RAW DATA:
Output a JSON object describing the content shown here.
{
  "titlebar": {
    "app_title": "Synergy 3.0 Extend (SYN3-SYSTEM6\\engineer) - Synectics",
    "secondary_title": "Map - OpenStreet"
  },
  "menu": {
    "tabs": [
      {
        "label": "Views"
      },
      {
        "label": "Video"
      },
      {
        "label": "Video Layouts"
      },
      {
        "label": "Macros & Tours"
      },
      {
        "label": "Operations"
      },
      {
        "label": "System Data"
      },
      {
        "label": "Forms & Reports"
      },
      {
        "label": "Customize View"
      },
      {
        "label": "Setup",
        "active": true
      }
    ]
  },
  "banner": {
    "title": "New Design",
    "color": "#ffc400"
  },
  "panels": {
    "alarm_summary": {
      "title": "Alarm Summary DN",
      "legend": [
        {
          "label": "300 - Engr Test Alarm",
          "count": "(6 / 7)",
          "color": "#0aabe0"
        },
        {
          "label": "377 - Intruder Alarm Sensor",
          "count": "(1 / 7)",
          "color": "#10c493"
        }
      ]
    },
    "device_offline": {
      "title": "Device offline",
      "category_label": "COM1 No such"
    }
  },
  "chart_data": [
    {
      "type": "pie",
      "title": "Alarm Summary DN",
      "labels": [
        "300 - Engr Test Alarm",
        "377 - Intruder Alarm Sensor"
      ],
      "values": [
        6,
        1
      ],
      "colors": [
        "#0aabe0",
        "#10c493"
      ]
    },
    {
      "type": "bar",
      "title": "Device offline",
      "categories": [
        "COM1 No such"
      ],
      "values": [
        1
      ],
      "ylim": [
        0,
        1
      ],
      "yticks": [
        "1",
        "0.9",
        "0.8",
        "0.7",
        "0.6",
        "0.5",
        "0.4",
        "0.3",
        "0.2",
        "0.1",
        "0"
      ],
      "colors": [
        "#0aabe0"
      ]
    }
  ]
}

SET EXERCISE:
Isolate each line of the listing above that includes "Sensor". Copy it.

TASK OUTPUT:
          "label": "377 - Intruder Alarm Sensor",
        "377 - Intruder Alarm Sensor"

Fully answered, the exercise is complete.